Stated exercise -
Write out each line exactly as it stands, please.

Data to use -
▬▬▬▬▬▬▬▬▬▬

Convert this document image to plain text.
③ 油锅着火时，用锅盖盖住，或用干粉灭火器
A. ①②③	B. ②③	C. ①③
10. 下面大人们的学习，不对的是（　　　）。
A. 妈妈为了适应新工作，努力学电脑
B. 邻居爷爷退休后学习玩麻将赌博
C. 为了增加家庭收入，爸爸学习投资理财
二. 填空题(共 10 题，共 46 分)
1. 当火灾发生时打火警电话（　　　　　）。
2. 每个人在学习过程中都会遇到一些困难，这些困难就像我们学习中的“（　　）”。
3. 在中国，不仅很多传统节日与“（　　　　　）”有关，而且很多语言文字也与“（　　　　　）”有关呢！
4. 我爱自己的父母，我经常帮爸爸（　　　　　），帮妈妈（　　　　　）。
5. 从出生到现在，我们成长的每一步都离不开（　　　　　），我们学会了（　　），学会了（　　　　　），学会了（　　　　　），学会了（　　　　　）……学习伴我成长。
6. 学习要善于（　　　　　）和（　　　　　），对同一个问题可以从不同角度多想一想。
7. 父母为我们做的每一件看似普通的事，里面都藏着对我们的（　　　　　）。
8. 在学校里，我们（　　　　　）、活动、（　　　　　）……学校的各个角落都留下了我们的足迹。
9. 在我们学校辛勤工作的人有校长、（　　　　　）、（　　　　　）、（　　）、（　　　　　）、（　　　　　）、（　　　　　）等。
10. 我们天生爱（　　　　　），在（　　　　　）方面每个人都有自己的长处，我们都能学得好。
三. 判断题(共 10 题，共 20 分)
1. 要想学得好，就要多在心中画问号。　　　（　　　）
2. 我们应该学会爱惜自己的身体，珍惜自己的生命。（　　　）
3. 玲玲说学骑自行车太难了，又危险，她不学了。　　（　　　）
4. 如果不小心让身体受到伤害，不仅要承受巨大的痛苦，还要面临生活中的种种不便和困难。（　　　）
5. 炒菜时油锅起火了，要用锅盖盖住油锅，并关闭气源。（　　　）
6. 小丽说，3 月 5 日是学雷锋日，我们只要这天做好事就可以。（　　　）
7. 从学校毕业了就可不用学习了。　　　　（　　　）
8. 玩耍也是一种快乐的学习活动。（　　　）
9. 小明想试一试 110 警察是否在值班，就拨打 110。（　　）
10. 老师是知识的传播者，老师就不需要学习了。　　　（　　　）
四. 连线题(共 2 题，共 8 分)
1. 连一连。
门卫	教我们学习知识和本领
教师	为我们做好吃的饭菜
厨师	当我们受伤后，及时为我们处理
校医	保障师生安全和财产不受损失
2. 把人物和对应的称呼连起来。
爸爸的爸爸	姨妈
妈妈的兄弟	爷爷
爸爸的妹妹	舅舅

▬▬▬▬▬▬▬▬▬▬

Task result -
Convert this document image to plain text.
③ 油锅着火时，用锅盖盖住，或用干粉灭火器
A. ①②③	B. ②③	C. ①③
10. 下面大人们的学习，不对的是（　　　）。
A. 妈妈为了适应新工作，努力学电脑
B. 邻居爷爷退休后学习玩麻将赌博
C. 为了增加家庭收入，爸爸学习投资理财
二. 填空题(共 10 题，共 46 分)
1. 当火灾发生时打火警电话（　　　　　）。
2. 每个人在学习过程中都会遇到一些困难，这些困难就像我们学习中的“（　　）”。
3. 在中国，不仅很多传统节日与“（　　　　　）”有关，而且很多语言文字也与“（　　　　　）”有关呢！
4. 我爱自己的父母，我经常帮爸爸（　　　　　），帮妈妈（　　　　　）。
5. 从出生到现在，我们成长的每一步都离不开（　　　　　），我们学会了（　　），学会了（　　　　　），学会了（　　　　　），学会了（　　　　　）……学习伴我成长。
6. 学习要善于（　　　　　）和（　　　　　），对同一个问题可以从不同角度多想一想。
7. 父母为我们做的每一件看似普通的事，里面都藏着对我们的（　　　　　）。
8. 在学校里，我们（　　　　　）、活动、（　　　　　）……学校的各个角落都留下了我们的足迹。
9. 在我们学校辛勤工作的人有校长、（　　　　　）、（　　　　　）、（　　）、（　　　　　）、（　　　　　）、（　　　　　）等。
10. 我们天生爱（　　　　　），在（　　　　　）方面每个人都有自己的长处，我们都能学得好。
三. 判断题(共 10 题，共 20 分)
1. 要想学得好，就要多在心中画问号。　　　（　　　）
2. 我们应该学会爱惜自己的身体，珍惜自己的生命。（　　　）
3. 玲玲说学骑自行车太难了，又危险，她不学了。　　（　　　）
4. 如果不小心让身体受到伤害，不仅要承受巨大的痛苦，还要面临生活中的种种不便和困难。（　　　）
5. 炒菜时油锅起火了，要用锅盖盖住油锅，并关闭气源。（　　　）
6. 小丽说，3 月 5 日是学雷锋日，我们只要这天做好事就可以。（　　　）
7. 从学校毕业了就可不用学习了。　　　　（　　　）
8. 玩耍也是一种快乐的学习活动。（　　　）
9. 小明想试一试 110 警察是否在值班，就拨打 110。（　　）
10. 老师是知识的传播者，老师就不需要学习了。　　　（　　　）
四. 连线题(共 2 题，共 8 分)
1. 连一连。
门卫	教我们学习知识和本领
教师	为我们做好吃的饭菜
厨师	当我们受伤后，及时为我们处理
校医	保障师生安全和财产不受损失
2. 把人物和对应的称呼连起来。
爸爸的爸爸	姨妈
妈妈的兄弟	爷爷
爸爸的妹妹	舅舅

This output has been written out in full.